Short exercise: Rewrite the data below, replacing every instance of "row-separator" with "divider-line" and keeping everything else the same.

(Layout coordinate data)

════

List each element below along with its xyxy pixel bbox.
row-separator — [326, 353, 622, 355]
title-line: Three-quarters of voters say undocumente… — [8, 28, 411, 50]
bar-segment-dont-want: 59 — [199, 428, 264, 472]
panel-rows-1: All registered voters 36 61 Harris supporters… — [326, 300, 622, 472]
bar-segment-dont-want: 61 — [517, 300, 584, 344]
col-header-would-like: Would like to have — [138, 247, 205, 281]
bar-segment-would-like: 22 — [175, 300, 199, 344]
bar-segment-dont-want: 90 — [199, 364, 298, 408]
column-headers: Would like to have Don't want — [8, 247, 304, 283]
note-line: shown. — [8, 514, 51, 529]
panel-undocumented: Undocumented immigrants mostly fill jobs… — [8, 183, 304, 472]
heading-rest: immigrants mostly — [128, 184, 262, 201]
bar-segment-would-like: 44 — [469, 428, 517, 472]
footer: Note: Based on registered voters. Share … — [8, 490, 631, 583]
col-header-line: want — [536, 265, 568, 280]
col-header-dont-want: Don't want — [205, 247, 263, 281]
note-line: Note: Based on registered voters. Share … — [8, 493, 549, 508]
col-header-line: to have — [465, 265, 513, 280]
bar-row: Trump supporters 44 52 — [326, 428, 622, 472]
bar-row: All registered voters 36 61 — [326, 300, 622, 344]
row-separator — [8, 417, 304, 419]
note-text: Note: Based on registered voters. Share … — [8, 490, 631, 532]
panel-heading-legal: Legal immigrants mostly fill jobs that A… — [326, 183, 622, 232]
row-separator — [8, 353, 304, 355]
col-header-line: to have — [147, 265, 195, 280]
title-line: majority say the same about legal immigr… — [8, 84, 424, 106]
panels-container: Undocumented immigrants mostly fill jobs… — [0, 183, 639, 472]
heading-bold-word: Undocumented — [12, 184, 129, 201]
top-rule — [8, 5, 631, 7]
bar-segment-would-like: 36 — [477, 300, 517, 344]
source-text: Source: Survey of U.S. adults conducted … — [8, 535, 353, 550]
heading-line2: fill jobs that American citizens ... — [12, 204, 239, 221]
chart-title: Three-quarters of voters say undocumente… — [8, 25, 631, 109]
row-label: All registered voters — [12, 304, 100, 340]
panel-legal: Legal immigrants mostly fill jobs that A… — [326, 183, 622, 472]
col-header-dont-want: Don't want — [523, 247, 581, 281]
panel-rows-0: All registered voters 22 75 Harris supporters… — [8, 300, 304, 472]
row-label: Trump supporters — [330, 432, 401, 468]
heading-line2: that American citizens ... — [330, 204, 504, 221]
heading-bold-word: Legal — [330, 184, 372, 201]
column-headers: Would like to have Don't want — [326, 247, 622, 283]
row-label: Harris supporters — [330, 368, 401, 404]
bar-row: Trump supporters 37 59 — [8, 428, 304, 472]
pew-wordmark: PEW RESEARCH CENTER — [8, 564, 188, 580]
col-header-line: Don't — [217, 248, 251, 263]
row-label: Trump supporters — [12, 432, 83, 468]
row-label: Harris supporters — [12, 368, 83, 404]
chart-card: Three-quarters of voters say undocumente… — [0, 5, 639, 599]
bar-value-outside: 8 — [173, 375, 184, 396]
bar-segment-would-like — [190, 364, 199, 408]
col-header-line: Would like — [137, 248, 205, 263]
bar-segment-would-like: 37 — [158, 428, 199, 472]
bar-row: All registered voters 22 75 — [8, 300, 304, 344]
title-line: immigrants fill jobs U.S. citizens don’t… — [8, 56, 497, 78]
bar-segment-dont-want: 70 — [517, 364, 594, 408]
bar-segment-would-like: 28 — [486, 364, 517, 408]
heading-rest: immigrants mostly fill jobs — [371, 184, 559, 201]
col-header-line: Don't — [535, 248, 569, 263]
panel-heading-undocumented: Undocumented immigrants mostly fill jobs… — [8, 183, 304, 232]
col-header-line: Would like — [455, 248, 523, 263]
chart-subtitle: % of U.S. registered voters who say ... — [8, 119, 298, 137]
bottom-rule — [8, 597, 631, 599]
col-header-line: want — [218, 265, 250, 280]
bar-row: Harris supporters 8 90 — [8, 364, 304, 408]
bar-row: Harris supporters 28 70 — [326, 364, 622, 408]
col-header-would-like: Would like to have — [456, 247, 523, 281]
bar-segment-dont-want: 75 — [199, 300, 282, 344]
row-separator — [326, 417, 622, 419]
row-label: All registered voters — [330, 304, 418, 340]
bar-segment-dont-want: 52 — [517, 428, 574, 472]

════

Output:
List each element below along with its xyxy pixel bbox.
divider-line — [326, 353, 622, 355]
title-line: Three-quarters of voters say undocumente… — [8, 28, 411, 50]
bar-segment-dont-want: 59 — [199, 428, 264, 472]
panel-rows-1: All registered voters 36 61 Harris supporters… — [326, 300, 622, 472]
bar-segment-dont-want: 61 — [517, 300, 584, 344]
col-header-would-like: Would like to have — [138, 247, 205, 281]
bar-segment-would-like: 22 — [175, 300, 199, 344]
bar-segment-dont-want: 90 — [199, 364, 298, 408]
column-headers: Would like to have Don't want — [8, 247, 304, 283]
note-line: shown. — [8, 514, 51, 529]
panel-undocumented: Undocumented immigrants mostly fill jobs… — [8, 183, 304, 472]
heading-rest: immigrants mostly — [128, 184, 262, 201]
bar-segment-would-like: 44 — [469, 428, 517, 472]
footer: Note: Based on registered voters. Share … — [8, 490, 631, 583]
col-header-line: want — [536, 265, 568, 280]
col-header-dont-want: Don't want — [205, 247, 263, 281]
note-line: Note: Based on registered voters. Share … — [8, 493, 549, 508]
col-header-line: to have — [465, 265, 513, 280]
bar-row: Trump supporters 44 52 — [326, 428, 622, 472]
bar-row: All registered voters 36 61 — [326, 300, 622, 344]
divider-line — [8, 417, 304, 419]
note-text: Note: Based on registered voters. Share … — [8, 490, 631, 532]
panel-heading-legal: Legal immigrants mostly fill jobs that A… — [326, 183, 622, 232]
divider-line — [8, 353, 304, 355]
col-header-line: to have — [147, 265, 195, 280]
title-line: majority say the same about legal immigr… — [8, 84, 424, 106]
panels-container: Undocumented immigrants mostly fill jobs… — [0, 183, 639, 472]
heading-bold-word: Undocumented — [12, 184, 129, 201]
top-rule — [8, 5, 631, 7]
bar-segment-would-like: 36 — [477, 300, 517, 344]
source-text: Source: Survey of U.S. adults conducted … — [8, 535, 353, 550]
heading-line2: fill jobs that American citizens ... — [12, 204, 239, 221]
chart-title: Three-quarters of voters say undocumente… — [8, 25, 631, 109]
row-label: All registered voters — [12, 304, 100, 340]
panel-legal: Legal immigrants mostly fill jobs that A… — [326, 183, 622, 472]
col-header-dont-want: Don't want — [523, 247, 581, 281]
panel-rows-0: All registered voters 22 75 Harris supporters… — [8, 300, 304, 472]
row-label: Trump supporters — [330, 432, 401, 468]
heading-line2: that American citizens ... — [330, 204, 504, 221]
heading-bold-word: Legal — [330, 184, 372, 201]
column-headers: Would like to have Don't want — [326, 247, 622, 283]
row-label: Harris supporters — [330, 368, 401, 404]
bar-row: Trump supporters 37 59 — [8, 428, 304, 472]
pew-wordmark: PEW RESEARCH CENTER — [8, 564, 188, 580]
col-header-line: Don't — [217, 248, 251, 263]
row-label: Trump supporters — [12, 432, 83, 468]
row-label: Harris supporters — [12, 368, 83, 404]
chart-card: Three-quarters of voters say undocumente… — [0, 5, 639, 599]
bar-value-outside: 8 — [173, 375, 184, 396]
bar-segment-would-like — [190, 364, 199, 408]
col-header-line: Would like — [137, 248, 205, 263]
bar-segment-would-like: 37 — [158, 428, 199, 472]
bar-row: All registered voters 22 75 — [8, 300, 304, 344]
title-line: immigrants fill jobs U.S. citizens don’t… — [8, 56, 497, 78]
bar-segment-dont-want: 70 — [517, 364, 594, 408]
bar-segment-would-like: 28 — [486, 364, 517, 408]
heading-rest: immigrants mostly fill jobs — [371, 184, 559, 201]
col-header-line: Don't — [535, 248, 569, 263]
panel-heading-undocumented: Undocumented immigrants mostly fill jobs… — [8, 183, 304, 232]
col-header-line: Would like — [455, 248, 523, 263]
chart-subtitle: % of U.S. registered voters who say ... — [8, 119, 298, 137]
bottom-rule — [8, 597, 631, 599]
col-header-line: want — [218, 265, 250, 280]
bar-row: Harris supporters 8 90 — [8, 364, 304, 408]
bar-row: Harris supporters 28 70 — [326, 364, 622, 408]
col-header-would-like: Would like to have — [456, 247, 523, 281]
bar-segment-dont-want: 75 — [199, 300, 282, 344]
divider-line — [326, 417, 622, 419]
row-label: All registered voters — [330, 304, 418, 340]
bar-segment-dont-want: 52 — [517, 428, 574, 472]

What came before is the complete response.